** START Input data **

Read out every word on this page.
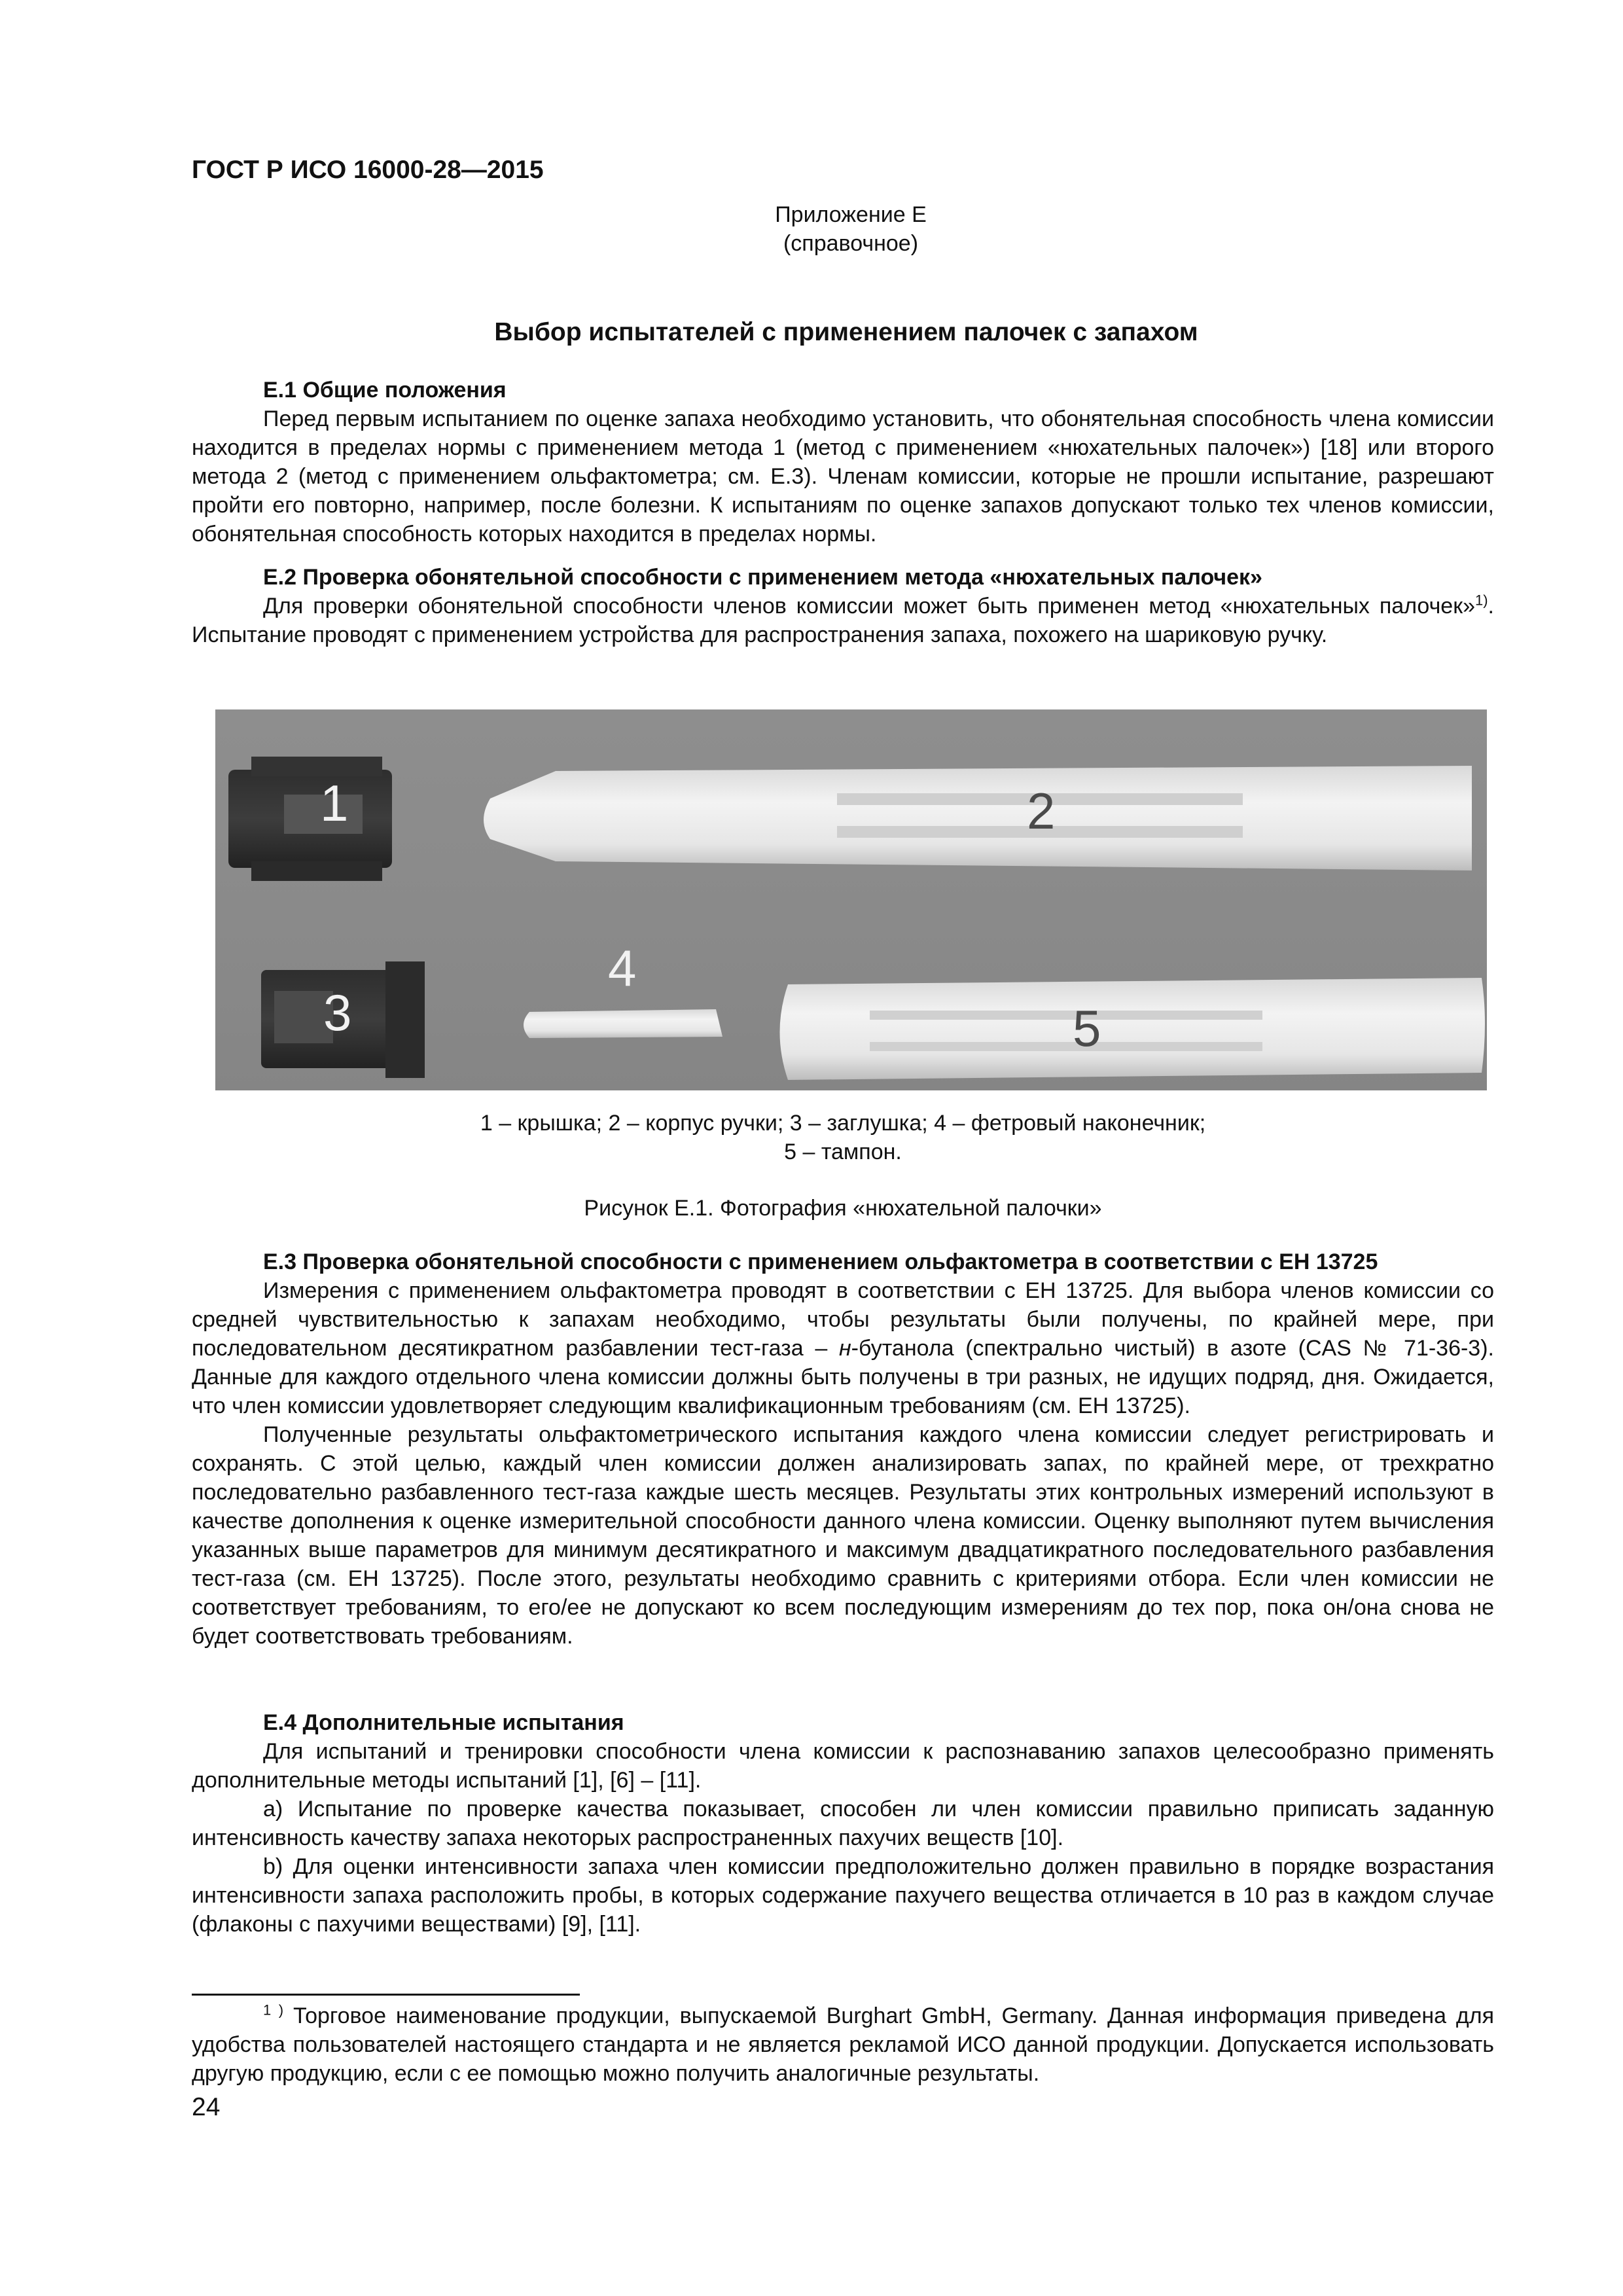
ГОСТ Р ИСО 16000-28—2015
Приложение Е
(справочное)
Выбор испытателей с применением палочек с запахом
Е.1 Общие положения
Перед первым испытанием по оценке запаха необходимо установить, что обонятельная способность члена комиссии находится в пределах нормы с применением метода 1 (метод с применением «нюхательных палочек») [18] или второго метода 2 (метод с применением ольфактометра; см. Е.3). Членам комиссии, которые не прошли испытание, разрешают пройти его повторно, например, после болезни. К испытаниям по оценке запахов допускают только тех членов комиссии, обонятельная способность которых находится в пределах нормы.
Е.2 Проверка обонятельной способности с применением метода «нюхательных палочек»
Для проверки обонятельной способности членов комиссии может быть применен метод «нюхательных палочек»$^{1)}$. Испытание проводят с применением устройства для распространения запаха, похожего на шариковую ручку.
1	2
3
4
5
1 – крышка; 2 – корпус ручки; 3 – заглушка; 4 – фетровый наконечник;
5 – тампон.
Рисунок Е.1. Фотография «нюхательной палочки»
Е.3 Проверка обонятельной способности с применением ольфактометра в соответствии с ЕН 13725
Измерения с применением ольфактометра проводят в соответствии с ЕН 13725. Для выбора членов комиссии со средней чувствительностью к запахам необходимо, чтобы результаты были получены, по крайней мере, при последовательном десятикратном разбавлении тест-газа – н-бутанола (спектрально чистый) в азоте (CAS № 71-36-3). Данные для каждого отдельного члена комиссии должны быть получены в три разных, не идущих подряд, дня. Ожидается, что член комиссии удовлетворяет следующим квалификационным требованиям (см. ЕН 13725).
Полученные результаты ольфактометрического испытания каждого члена комиссии следует регистрировать и сохранять. С этой целью, каждый член комиссии должен анализировать запах, по крайней мере, от трехкратно последовательно разбавленного тест-газа каждые шесть месяцев. Результаты этих контрольных измерений используют в качестве дополнения к оценке измерительной способности данного члена комиссии. Оценку выполняют путем вычисления указанных выше параметров для минимум десятикратного и максимум двадцатикратного последовательного разбавления тест-газа (см. ЕН 13725). После этого, результаты необходимо сравнить с критериями отбора. Если член комиссии не соответствует требованиям, то его/ее не допускают ко всем последующим измерениям до тех пор, пока он/она снова не будет соответствовать требованиям.
Е.4 Дополнительные испытания
Для испытаний и тренировки способности члена комиссии к распознаванию запахов целесообразно применять дополнительные методы испытаний [1], [6] – [11].
a) Испытание по проверке качества показывает, способен ли член комиссии правильно приписать заданную интенсивность качеству запаха некоторых распространенных пахучих веществ [10].
b) Для оценки интенсивности запаха член комиссии предположительно должен правильно в порядке возрастания интенсивности запаха расположить пробы, в которых содержание пахучего вещества отличается в 10 раз в каждом случае (флаконы с пахучими веществами) [9], [11].
$^{1 )}$ Торговое наименование продукции, выпускаемой Burghart GmbH, Germany. Данная информация приведена для удобства пользователей настоящего стандарта и не является рекламой ИСО данной продукции. Допускается использовать другую продукцию, если с ее помощью можно получить аналогичные результаты.
24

** END Input data **

What this task involves: Without the pictures, write out every entry precisely as it appears.

Full response:
Read out every word on this page.
ГОСТ Р ИСО 16000-28—2015
Приложение Е
(справочное)
Выбор испытателей с применением палочек с запахом
Е.1 Общие положения
Перед первым испытанием по оценке запаха необходимо установить, что обонятельная способность члена комиссии находится в пределах нормы с применением метода 1 (метод с применением «нюхательных палочек») [18] или второго метода 2 (метод с применением ольфактометра; см. Е.3). Членам комиссии, которые не прошли испытание, разрешают пройти его повторно, например, после болезни. К испытаниям по оценке запахов допускают только тех членов комиссии, обонятельная способность которых находится в пределах нормы.
Е.2 Проверка обонятельной способности с применением метода «нюхательных палочек»
Для проверки обонятельной способности членов комиссии может быть применен метод «нюхательных палочек»$^{1)}$. Испытание проводят с применением устройства для распространения запаха, похожего на шариковую ручку.
1	2
3
4
5
1 – крышка; 2 – корпус ручки; 3 – заглушка; 4 – фетровый наконечник;
5 – тампон.
Рисунок Е.1. Фотография «нюхательной палочки»
Е.3 Проверка обонятельной способности с применением ольфактометра в соответствии с ЕН 13725
Измерения с применением ольфактометра проводят в соответствии с ЕН 13725. Для выбора членов комиссии со средней чувствительностью к запахам необходимо, чтобы результаты были получены, по крайней мере, при последовательном десятикратном разбавлении тест-газа – н-бутанола (спектрально чистый) в азоте (CAS № 71-36-3). Данные для каждого отдельного члена комиссии должны быть получены в три разных, не идущих подряд, дня. Ожидается, что член комиссии удовлетворяет следующим квалификационным требованиям (см. ЕН 13725).
Полученные результаты ольфактометрического испытания каждого члена комиссии следует регистрировать и сохранять. С этой целью, каждый член комиссии должен анализировать запах, по крайней мере, от трехкратно последовательно разбавленного тест-газа каждые шесть месяцев. Результаты этих контрольных измерений используют в качестве дополнения к оценке измерительной способности данного члена комиссии. Оценку выполняют путем вычисления указанных выше параметров для минимум десятикратного и максимум двадцатикратного последовательного разбавления тест-газа (см. ЕН 13725). После этого, результаты необходимо сравнить с критериями отбора. Если член комиссии не соответствует требованиям, то его/ее не допускают ко всем последующим измерениям до тех пор, пока он/она снова не будет соответствовать требованиям.
Е.4 Дополнительные испытания
Для испытаний и тренировки способности члена комиссии к распознаванию запахов целесообразно применять дополнительные методы испытаний [1], [6] – [11].
a) Испытание по проверке качества показывает, способен ли член комиссии правильно приписать заданную интенсивность качеству запаха некоторых распространенных пахучих веществ [10].
b) Для оценки интенсивности запаха член комиссии предположительно должен правильно в порядке возрастания интенсивности запаха расположить пробы, в которых содержание пахучего вещества отличается в 10 раз в каждом случае (флаконы с пахучими веществами) [9], [11].
$^{1 )}$ Торговое наименование продукции, выпускаемой Burghart GmbH, Germany. Данная информация приведена для удобства пользователей настоящего стандарта и не является рекламой ИСО данной продукции. Допускается использовать другую продукцию, если с ее помощью можно получить аналогичные результаты.
24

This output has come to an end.